Exercise requirements
Search the entries below for the word "screenshot", then copy each line in which it is found.

--- Data to process Enclosed Below ---

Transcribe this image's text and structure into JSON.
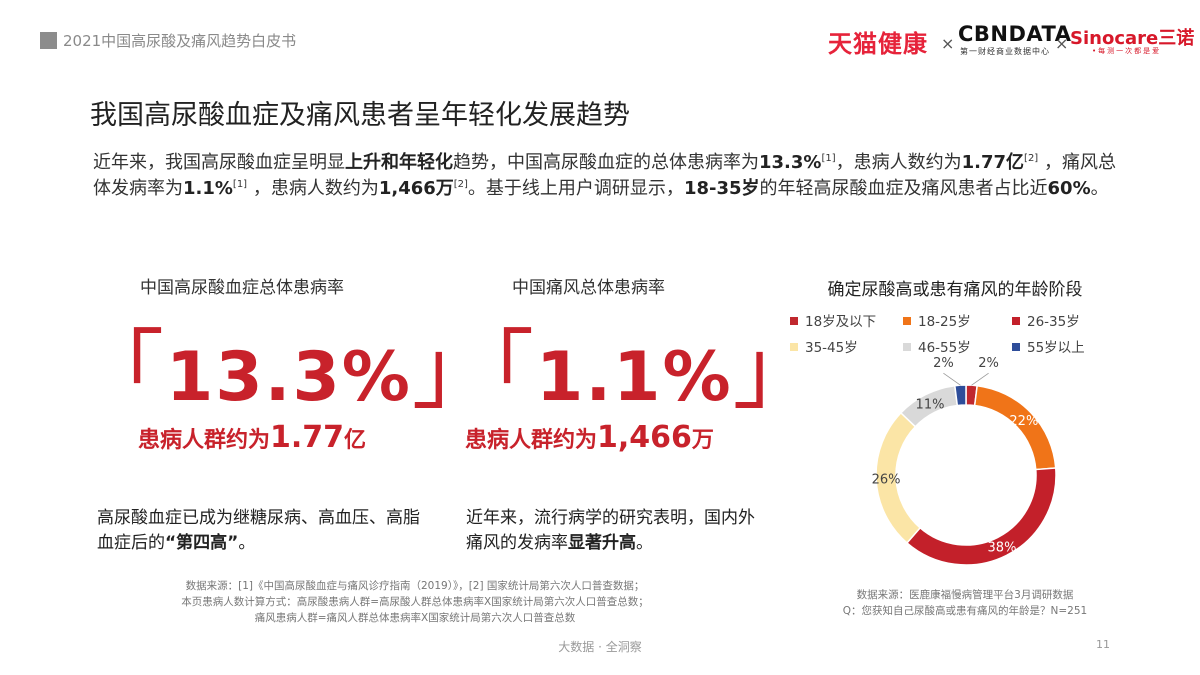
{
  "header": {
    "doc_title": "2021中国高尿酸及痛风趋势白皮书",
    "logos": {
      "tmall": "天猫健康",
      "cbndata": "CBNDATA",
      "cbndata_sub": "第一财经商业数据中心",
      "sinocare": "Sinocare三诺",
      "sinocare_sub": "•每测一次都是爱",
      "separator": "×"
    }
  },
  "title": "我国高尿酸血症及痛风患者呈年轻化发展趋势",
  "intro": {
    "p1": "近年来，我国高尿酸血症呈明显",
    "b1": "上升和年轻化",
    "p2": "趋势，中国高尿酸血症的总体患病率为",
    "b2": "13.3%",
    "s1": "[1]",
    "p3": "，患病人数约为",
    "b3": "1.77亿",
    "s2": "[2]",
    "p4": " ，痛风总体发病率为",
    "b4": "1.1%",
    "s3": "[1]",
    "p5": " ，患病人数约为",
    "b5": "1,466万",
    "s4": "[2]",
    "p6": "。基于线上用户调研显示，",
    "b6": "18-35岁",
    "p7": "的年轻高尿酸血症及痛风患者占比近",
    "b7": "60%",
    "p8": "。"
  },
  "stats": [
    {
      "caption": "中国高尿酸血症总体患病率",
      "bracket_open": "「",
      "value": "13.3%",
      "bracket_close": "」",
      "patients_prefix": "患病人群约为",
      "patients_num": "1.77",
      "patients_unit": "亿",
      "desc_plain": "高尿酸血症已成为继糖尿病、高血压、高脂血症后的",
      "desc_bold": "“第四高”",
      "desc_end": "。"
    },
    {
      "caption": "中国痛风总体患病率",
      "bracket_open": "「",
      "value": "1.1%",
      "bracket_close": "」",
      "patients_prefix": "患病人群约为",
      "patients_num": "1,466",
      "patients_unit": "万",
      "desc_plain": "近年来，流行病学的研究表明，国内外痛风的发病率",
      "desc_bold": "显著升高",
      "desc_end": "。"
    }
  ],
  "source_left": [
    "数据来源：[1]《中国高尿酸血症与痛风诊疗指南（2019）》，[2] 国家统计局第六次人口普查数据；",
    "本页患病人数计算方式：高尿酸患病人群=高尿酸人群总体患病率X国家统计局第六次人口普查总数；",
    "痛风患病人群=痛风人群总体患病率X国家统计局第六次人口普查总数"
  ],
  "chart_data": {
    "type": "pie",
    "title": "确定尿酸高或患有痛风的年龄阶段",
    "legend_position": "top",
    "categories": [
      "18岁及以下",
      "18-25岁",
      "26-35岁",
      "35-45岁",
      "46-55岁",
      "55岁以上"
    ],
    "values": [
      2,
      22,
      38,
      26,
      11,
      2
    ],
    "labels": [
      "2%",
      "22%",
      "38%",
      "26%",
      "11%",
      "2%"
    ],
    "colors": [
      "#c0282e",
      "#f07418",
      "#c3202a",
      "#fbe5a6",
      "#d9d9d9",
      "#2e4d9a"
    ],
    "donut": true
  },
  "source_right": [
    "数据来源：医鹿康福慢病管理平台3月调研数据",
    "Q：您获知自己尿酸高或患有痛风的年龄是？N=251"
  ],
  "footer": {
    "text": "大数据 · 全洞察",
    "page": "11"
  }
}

--- End of Enclosed Data to process ---
--- Data to process Enclosed Below ---

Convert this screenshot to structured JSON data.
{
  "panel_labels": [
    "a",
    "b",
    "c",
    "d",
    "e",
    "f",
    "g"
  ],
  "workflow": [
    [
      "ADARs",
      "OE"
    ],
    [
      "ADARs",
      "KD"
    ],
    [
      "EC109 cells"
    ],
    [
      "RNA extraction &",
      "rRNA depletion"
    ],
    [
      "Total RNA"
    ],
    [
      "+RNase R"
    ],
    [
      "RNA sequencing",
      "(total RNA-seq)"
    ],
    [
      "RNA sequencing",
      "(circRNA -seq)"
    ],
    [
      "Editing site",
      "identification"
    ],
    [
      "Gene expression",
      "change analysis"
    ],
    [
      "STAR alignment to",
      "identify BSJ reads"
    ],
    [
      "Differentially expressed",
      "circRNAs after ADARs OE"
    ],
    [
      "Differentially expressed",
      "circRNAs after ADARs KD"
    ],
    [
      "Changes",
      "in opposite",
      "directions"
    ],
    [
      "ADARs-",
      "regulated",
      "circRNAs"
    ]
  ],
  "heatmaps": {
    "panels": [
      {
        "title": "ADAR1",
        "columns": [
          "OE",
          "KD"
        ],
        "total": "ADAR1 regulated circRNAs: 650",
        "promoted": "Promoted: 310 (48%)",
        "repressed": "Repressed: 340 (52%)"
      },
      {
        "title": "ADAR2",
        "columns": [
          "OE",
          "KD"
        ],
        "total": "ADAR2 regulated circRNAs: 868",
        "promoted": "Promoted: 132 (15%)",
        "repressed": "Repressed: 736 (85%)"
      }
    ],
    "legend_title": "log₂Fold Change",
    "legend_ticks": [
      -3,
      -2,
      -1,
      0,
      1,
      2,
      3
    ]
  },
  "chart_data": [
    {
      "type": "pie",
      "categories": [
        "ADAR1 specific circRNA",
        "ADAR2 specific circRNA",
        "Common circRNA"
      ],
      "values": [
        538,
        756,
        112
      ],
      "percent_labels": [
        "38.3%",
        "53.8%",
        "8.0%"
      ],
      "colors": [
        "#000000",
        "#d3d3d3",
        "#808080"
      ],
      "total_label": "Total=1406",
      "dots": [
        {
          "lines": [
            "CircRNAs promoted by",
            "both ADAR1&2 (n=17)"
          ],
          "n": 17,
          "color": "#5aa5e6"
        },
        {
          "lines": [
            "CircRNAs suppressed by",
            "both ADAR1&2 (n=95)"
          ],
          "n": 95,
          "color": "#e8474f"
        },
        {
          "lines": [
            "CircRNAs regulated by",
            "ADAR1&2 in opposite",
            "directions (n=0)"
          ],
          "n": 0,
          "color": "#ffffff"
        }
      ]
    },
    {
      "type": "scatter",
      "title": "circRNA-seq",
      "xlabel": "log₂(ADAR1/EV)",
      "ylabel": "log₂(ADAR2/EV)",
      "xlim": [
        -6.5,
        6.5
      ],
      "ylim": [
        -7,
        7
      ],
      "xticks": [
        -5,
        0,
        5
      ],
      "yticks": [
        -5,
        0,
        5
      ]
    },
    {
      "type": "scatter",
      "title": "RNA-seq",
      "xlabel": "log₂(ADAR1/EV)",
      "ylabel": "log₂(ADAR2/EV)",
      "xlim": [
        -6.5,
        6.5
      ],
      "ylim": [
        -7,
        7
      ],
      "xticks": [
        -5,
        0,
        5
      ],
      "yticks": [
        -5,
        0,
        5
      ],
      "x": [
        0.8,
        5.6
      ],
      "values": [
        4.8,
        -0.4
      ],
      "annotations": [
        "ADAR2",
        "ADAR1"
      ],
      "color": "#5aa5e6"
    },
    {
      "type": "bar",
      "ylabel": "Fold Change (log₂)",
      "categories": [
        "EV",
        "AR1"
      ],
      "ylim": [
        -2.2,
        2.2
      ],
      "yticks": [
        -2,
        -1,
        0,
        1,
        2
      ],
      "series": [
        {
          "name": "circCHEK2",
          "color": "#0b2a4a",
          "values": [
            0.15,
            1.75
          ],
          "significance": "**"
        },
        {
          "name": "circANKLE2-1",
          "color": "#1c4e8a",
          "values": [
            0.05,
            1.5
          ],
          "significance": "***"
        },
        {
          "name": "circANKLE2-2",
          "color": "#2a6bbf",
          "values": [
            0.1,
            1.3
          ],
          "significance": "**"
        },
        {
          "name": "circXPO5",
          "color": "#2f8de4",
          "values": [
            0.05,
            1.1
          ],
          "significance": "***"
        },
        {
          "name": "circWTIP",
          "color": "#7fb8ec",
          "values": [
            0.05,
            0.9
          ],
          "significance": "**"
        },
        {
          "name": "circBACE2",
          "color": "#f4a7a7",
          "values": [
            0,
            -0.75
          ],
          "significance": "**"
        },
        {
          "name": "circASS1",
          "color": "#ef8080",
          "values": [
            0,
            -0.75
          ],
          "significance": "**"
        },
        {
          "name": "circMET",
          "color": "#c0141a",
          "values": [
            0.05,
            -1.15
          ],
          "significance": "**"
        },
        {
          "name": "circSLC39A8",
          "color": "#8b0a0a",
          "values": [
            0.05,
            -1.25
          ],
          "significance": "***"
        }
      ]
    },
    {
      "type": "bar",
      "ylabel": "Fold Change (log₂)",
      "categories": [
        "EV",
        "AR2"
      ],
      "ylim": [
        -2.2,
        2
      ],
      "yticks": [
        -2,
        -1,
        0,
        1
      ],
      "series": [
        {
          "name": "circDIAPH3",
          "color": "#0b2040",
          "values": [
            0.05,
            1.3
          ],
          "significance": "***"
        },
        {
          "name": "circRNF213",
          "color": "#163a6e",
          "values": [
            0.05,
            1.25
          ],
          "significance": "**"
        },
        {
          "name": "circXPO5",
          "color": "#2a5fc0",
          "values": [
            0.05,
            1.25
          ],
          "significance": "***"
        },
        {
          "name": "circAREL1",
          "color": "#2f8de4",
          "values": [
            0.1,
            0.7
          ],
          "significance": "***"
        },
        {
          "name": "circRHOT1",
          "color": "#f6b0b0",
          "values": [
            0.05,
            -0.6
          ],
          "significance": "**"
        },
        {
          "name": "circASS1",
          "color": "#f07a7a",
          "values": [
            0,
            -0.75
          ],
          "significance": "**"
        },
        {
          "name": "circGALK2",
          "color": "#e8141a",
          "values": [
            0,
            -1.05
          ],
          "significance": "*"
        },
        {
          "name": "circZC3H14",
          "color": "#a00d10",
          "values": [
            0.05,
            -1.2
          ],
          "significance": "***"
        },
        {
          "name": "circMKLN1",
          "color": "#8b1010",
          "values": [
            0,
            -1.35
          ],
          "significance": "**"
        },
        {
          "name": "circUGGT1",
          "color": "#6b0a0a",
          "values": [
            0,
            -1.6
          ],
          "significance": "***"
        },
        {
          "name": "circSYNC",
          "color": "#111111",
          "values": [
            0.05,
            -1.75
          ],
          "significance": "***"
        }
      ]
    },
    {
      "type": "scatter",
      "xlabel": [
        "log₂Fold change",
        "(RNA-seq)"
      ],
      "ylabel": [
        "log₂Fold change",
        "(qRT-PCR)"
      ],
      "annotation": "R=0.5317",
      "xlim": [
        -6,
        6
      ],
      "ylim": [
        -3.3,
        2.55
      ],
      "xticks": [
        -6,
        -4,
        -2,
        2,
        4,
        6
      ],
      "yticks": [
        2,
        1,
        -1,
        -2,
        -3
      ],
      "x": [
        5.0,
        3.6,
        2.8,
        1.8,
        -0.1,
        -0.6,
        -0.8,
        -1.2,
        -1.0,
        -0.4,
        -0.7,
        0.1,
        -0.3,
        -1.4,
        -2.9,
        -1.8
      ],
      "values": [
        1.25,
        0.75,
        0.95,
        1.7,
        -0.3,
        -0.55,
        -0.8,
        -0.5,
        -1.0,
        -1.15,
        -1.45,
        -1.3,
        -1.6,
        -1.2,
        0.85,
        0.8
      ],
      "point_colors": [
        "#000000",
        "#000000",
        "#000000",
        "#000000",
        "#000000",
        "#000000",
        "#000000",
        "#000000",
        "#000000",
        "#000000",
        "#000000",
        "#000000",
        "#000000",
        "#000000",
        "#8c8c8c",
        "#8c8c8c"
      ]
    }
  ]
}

--- End of Enclosed Data to process ---
--- Data to process Enclosed Below ---

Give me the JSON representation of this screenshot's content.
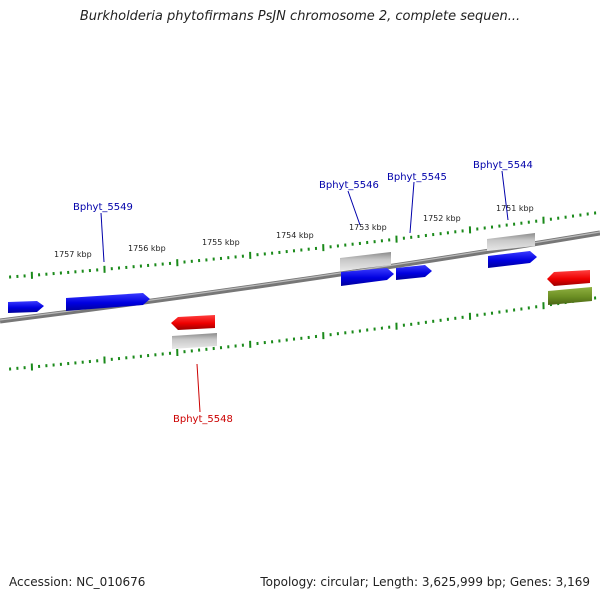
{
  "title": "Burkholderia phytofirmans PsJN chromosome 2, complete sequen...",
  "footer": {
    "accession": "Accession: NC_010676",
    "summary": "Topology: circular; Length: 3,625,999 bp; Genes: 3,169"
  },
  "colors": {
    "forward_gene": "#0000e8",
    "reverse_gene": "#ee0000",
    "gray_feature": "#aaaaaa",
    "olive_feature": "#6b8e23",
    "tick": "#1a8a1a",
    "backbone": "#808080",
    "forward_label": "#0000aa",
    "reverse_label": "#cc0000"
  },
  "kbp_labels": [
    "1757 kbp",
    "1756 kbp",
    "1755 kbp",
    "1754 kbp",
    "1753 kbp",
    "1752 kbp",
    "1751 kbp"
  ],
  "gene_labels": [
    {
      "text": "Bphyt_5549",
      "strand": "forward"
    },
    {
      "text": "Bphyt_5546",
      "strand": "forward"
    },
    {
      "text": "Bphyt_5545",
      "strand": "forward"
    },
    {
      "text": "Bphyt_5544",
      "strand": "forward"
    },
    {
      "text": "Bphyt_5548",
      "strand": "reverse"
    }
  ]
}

--- End of Enclosed Data to process ---

Response area
Convert this screenshot to structured JSON data.
Give me the JSON representation of this screenshot's content.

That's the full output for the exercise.